Written problem — Rewrite the items starting with the line that contains "order-body <box>107 388 619 868</box>" and going on through the line that contains "order-subject <box>150 205 586 371</box>", substituting "document-title" for "order-title" and leaving everything else unchanged.

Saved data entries
________________________________________
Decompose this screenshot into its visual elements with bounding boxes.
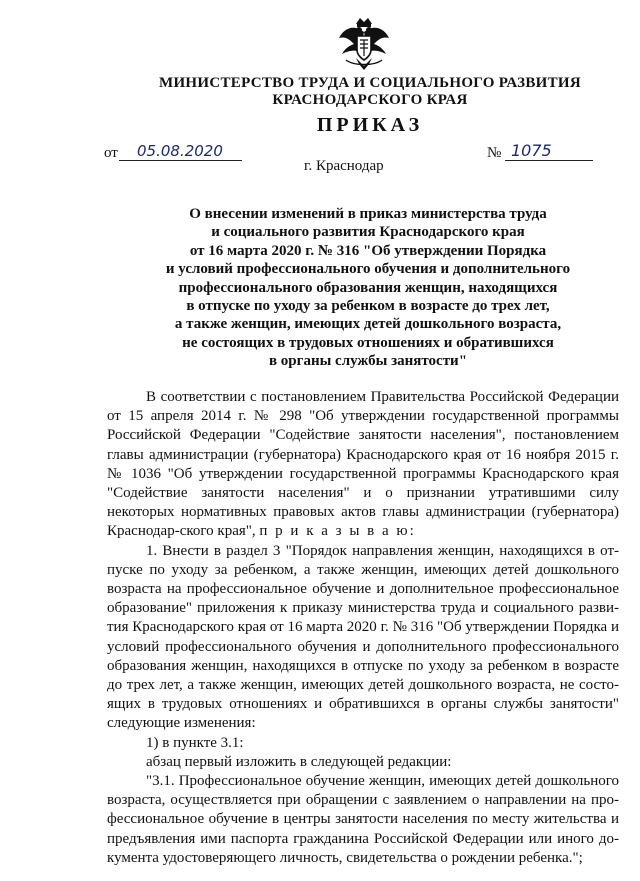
order-body <box>107 388 619 868</box>
order-title: ПРИКАЗ <box>316 114 424 136</box>
subject-line: не состоящих в трудовых отношениях и обратившихся <box>182 334 554 351</box>
order-subject <box>150 205 586 371</box>
preamble-text: В соответствии с постановлением Правительства Российской Федерации от 15 апреля 2014 г. № 298 "Об утверждении государственной программы Российской Федерации "Содействие занятости населения", постановлением главы администрации (губернатора) Краснодарского края от 16 ноября 2015 г. № 1036 "Об утверждении государственной программы Краснодарского края "Содействие занятости населения" и о признании утратившими силу некоторых нормативных правовых актов главы администрации (губернатора) Краснодар-ского края", <box>107 389 619 540</box>
order-date: 05.08.2020 <box>119 141 242 161</box>
coat-of-arms-emblem <box>336 14 392 72</box>
subitem-1-heading: 1) в пункте 3.1: <box>146 734 244 751</box>
preamble-paragraph <box>107 388 619 542</box>
subject-line: профессионального образования женщин, находящихся <box>178 279 558 296</box>
subitem-1-text: абзац первый изложить в следующей редакции: <box>146 753 452 770</box>
date-label: от <box>104 145 118 161</box>
new-wording-quote: "3.1. Профессиональное обучение женщин, имеющих детей дошкольного возраста, осуществляется при обращении с заявлением о направлении на про-фессиональное обучение в центры занятости населения по месту жительства и предъявления ими паспорта гражданина Российской Федерации или иного до-кумента удостоверяющего личность, свидетельства о рождении ребенка."; <box>107 773 619 866</box>
number-label: № <box>487 145 502 161</box>
subject-line: в органы службы занятости" <box>268 353 468 370</box>
subject-line: а также женщин, имеющих детей дошкольного возраста, <box>174 316 562 333</box>
order-number: 1075 <box>505 141 593 161</box>
ministry-name-line1: МИНИСТЕРСТВО ТРУДА И СОЦИАЛЬНОГО РАЗВИТИЯ <box>159 75 581 91</box>
order-directive: п р и к а з ы в а ю: <box>259 523 416 540</box>
subject-line: О внесении изменений в приказ министерства труда <box>189 206 547 222</box>
ministry-name-line2: КРАСНОДАРСКОГО КРАЯ <box>272 92 468 108</box>
city-name: г. Краснодар <box>304 158 384 174</box>
subject-line: от 16 марта 2020 г. № 316 "Об утверждении Порядка <box>189 242 547 259</box>
subject-line: в отпуске по уходу за ребенком в возрасте до трех лет, <box>186 298 550 315</box>
item-1-paragraph: 1. Внести в раздел 3 "Порядок направления женщин, находящихся в от-пуске по уходу за ребенком, а также женщин, имеющих детей дошкольного возраста на профессиональное обучение и дополнительное профессиональное образование" приложения к приказу министерства труда и социального разви-тия Краснодарского края от 16 марта 2020 г. № 316 "Об утверждении Порядка и условий профессионального обучения и дополнительного профессионального образования женщин, находящихся в отпуске по уходу за ребенком в возрасте до трех лет, а также женщин, имеющих детей дошкольного возраста, не состо-ящих в трудовых отношениях и обратившихся в органы службы занятости" следующие изменения: <box>107 542 619 732</box>
subject-line: и социального развития Краснодарского края <box>211 224 525 241</box>
subject-line: и условий профессионального обучения и дополнительного <box>165 261 571 278</box>
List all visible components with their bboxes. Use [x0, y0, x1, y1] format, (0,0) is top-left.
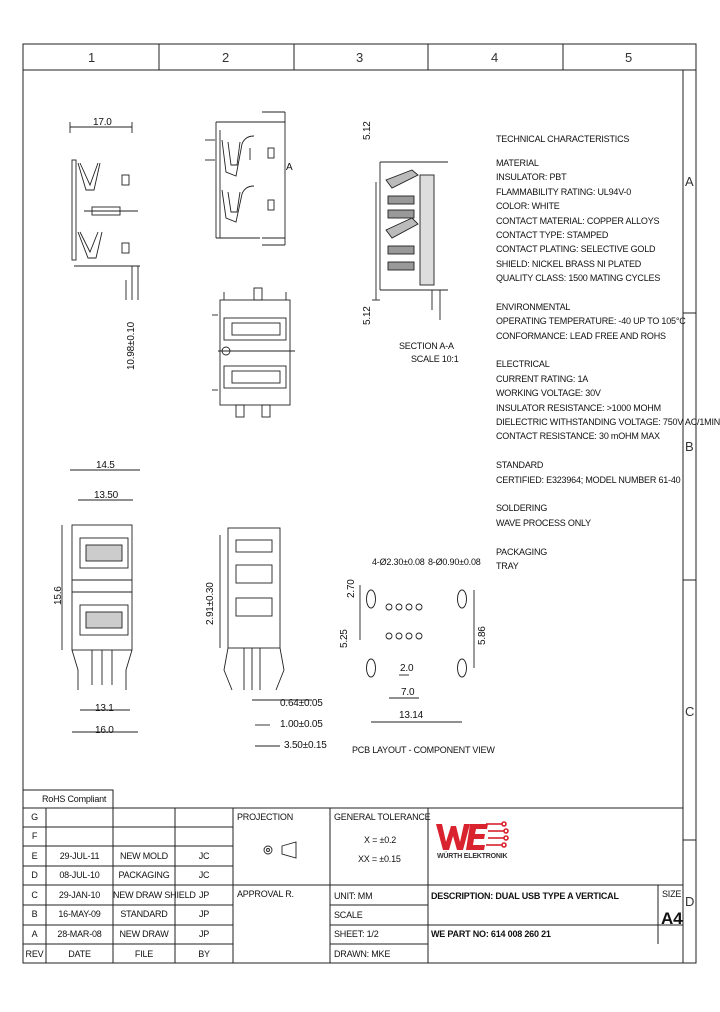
rohs-label: RoHS Compliant [42, 794, 107, 804]
spec-line: DIELECTRIC WITHSTANDING VOLTAGE: 750V AC/1MIN [496, 417, 720, 428]
unit-label: UNIT: MM [334, 891, 373, 901]
spec-line: SOLDERING [496, 503, 548, 514]
column-label: 1 [88, 50, 96, 65]
dim-pcb-v1: 2.70 [346, 579, 357, 598]
dim-side-height: 2.91±0.30 [205, 582, 216, 625]
revision-file-cell: NEW DRAW SHIELD [113, 890, 196, 900]
dim-section-bottom: 5.12 [362, 306, 373, 325]
dim-front-width-1: 14.5 [96, 460, 115, 471]
revision-by-cell: JP [198, 890, 210, 900]
revision-rev-cell: E [31, 851, 38, 861]
spec-spacer [496, 345, 676, 359]
revision-by-cell: JP [198, 909, 210, 919]
spec-line: ENVIRONMENTAL [496, 301, 571, 312]
scale-field: SCALE [334, 910, 363, 920]
revision-header-date: DATE [68, 949, 91, 959]
spec-line: CONTACT RESISTANCE: 30 mOHM MAX [496, 431, 660, 442]
dim-front-bottom-1: 13.1 [95, 703, 114, 714]
spec-line: INSULATOR: PBT [496, 172, 567, 183]
section-label: SECTION A-A [399, 341, 454, 351]
revision-date-cell: 29-JUL-11 [59, 851, 100, 861]
revision-rev-cell: B [31, 909, 38, 919]
specs-heading: TECHNICAL CHARACTERISTICS [496, 134, 630, 144]
dim-top-width: 17.0 [93, 117, 112, 128]
spec-spacer [496, 489, 676, 503]
dim-front-width-2: 13.50 [94, 490, 119, 501]
spec-spacer [496, 446, 676, 460]
tolerance-1: X = ±0.2 [364, 835, 397, 845]
specs-list [496, 158, 720, 575]
drawn-label: DRAWN: MKE [334, 949, 391, 959]
size-value: A4 [661, 909, 683, 928]
spec-line: CONFORMANCE: LEAD FREE AND ROHS [496, 330, 666, 341]
row-label: A [685, 174, 694, 189]
spec-line: PACKAGING [496, 546, 548, 557]
dim-pin-3: 3.50±0.15 [284, 740, 327, 751]
section-view-drawing [372, 162, 448, 320]
revision-date-cell: 28-MAR-08 [57, 929, 102, 939]
dim-side-length: 10.98±0.10 [126, 322, 137, 370]
spec-line: CONTACT PLATING: SELECTIVE GOLD [496, 244, 656, 255]
dim-pin-2: 1.00±0.05 [280, 719, 323, 730]
spec-line: OPERATING TEMPERATURE: -40 UP TO 105°C [496, 316, 686, 327]
revision-header-rev: REV [25, 949, 44, 959]
row-label: B [685, 439, 694, 454]
dim-pcb-v2: 5.25 [339, 629, 350, 648]
spec-line: CURRENT RATING: 1A [496, 373, 589, 384]
spec-line: CONTACT MATERIAL: COPPER ALLOYS [496, 215, 660, 226]
revision-rev-cell: A [31, 929, 38, 939]
dim-pcb-h2: 7.0 [401, 687, 415, 698]
dim-pcb-h1: 2.0 [400, 663, 414, 674]
revision-rev-cell: D [31, 870, 38, 880]
section-marker: A [286, 162, 293, 173]
tolerance-2: XX = ±0.15 [358, 854, 401, 864]
column-label: 5 [625, 50, 633, 65]
pcb-layout-drawing [360, 585, 474, 722]
spec-spacer [496, 288, 676, 302]
revision-by-cell: JP [198, 929, 210, 939]
technical-characteristics [496, 134, 720, 575]
spec-line: WAVE PROCESS ONLY [496, 517, 591, 528]
column-label: 4 [491, 50, 499, 65]
dim-front-height: 15.6 [53, 586, 64, 605]
spec-line: CERTIFIED: E323964; MODEL NUMBER 61-40 [496, 474, 681, 485]
revision-date-cell: 08-JUL-10 [59, 870, 100, 880]
general-tolerance-label: GENERAL TOLERANCE [334, 812, 431, 822]
column-label: 3 [356, 50, 364, 65]
spec-line: CONTACT TYPE: STAMPED [496, 229, 609, 240]
column-label: 2 [222, 50, 230, 65]
spec-line: TRAY [496, 560, 519, 571]
pcb-layout-label: PCB LAYOUT - COMPONENT VIEW [352, 745, 495, 755]
revision-file-cell: STANDARD [120, 909, 168, 919]
revision-rev-cell: G [31, 812, 38, 822]
projection-symbol [264, 842, 296, 858]
dim-section-top: 5.12 [362, 121, 373, 140]
revision-rev-cell: F [31, 831, 38, 841]
dim-pcb-v3: 5.86 [477, 626, 488, 645]
part-number: WE PART NO: 614 008 260 21 [431, 929, 551, 939]
row-label: D [685, 894, 695, 909]
dim-pcb-holes-small: 8-Ø0.90±0.08 [428, 557, 481, 567]
spec-line: COLOR: WHITE [496, 201, 560, 212]
revision-file-cell: NEW MOLD [120, 851, 168, 861]
wurth-logo [434, 814, 514, 864]
approval-label: APPROVAL R. [237, 889, 294, 899]
revision-by-cell: JC [198, 851, 210, 861]
spec-line: WORKING VOLTAGE: 30V [496, 388, 601, 399]
revision-date-cell: 29-JAN-10 [58, 890, 101, 900]
spec-spacer [496, 532, 676, 546]
logo-text: WÜRTH ELEKTRONIK [437, 853, 508, 860]
dim-pcb-h3: 13.14 [399, 710, 424, 721]
spec-line: STANDARD [496, 460, 544, 471]
row-label: C [685, 704, 695, 719]
front-view-drawing [212, 288, 295, 417]
sheet-label: SHEET: 1/2 [334, 929, 379, 939]
spec-line: INSULATOR RESISTANCE: >1000 MOHM [496, 402, 661, 413]
top-view-drawing [70, 122, 140, 300]
revision-date-cell: 16-MAY-09 [58, 909, 101, 919]
spec-line: SHIELD: NICKEL BRASS NI PLATED [496, 258, 642, 269]
revision-header-file: FILE [134, 949, 154, 959]
size-label: SIZE [662, 889, 682, 899]
scale-label: SCALE 10:1 [411, 354, 459, 364]
revision-rev-cell: C [31, 890, 38, 900]
side-view-drawing [205, 112, 285, 245]
spec-line: ELECTRICAL [496, 359, 550, 370]
front-lower-drawing [62, 470, 140, 732]
revision-by-cell: JC [198, 870, 210, 880]
dim-pcb-holes-large: 4-Ø2.30±0.08 [372, 557, 425, 567]
dim-pin-1: 0.64±0.05 [280, 698, 323, 709]
dim-front-bottom-2: 16.0 [95, 725, 114, 736]
spec-line: FLAMMABILITY RATING: UL94V-0 [496, 186, 632, 197]
revision-file-cell: PACKAGING [118, 870, 170, 880]
revision-header-by: BY [198, 949, 210, 959]
revision-file-cell: NEW DRAW [119, 929, 169, 939]
side-lower-drawing [220, 528, 312, 746]
description: DESCRIPTION: DUAL USB TYPE A VERTICAL [431, 891, 619, 901]
projection-label: PROJECTION [237, 812, 294, 822]
spec-line: QUALITY CLASS: 1500 MATING CYCLES [496, 273, 661, 284]
spec-line: MATERIAL [496, 158, 539, 168]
________________________________________
Exercise solution —
order-body <box>107 388 619 868</box>
document-title: ПРИКАЗ <box>316 114 424 136</box>
subject-line: не состоящих в трудовых отношениях и обратившихся <box>182 334 554 351</box>
order-subject <box>150 205 586 371</box>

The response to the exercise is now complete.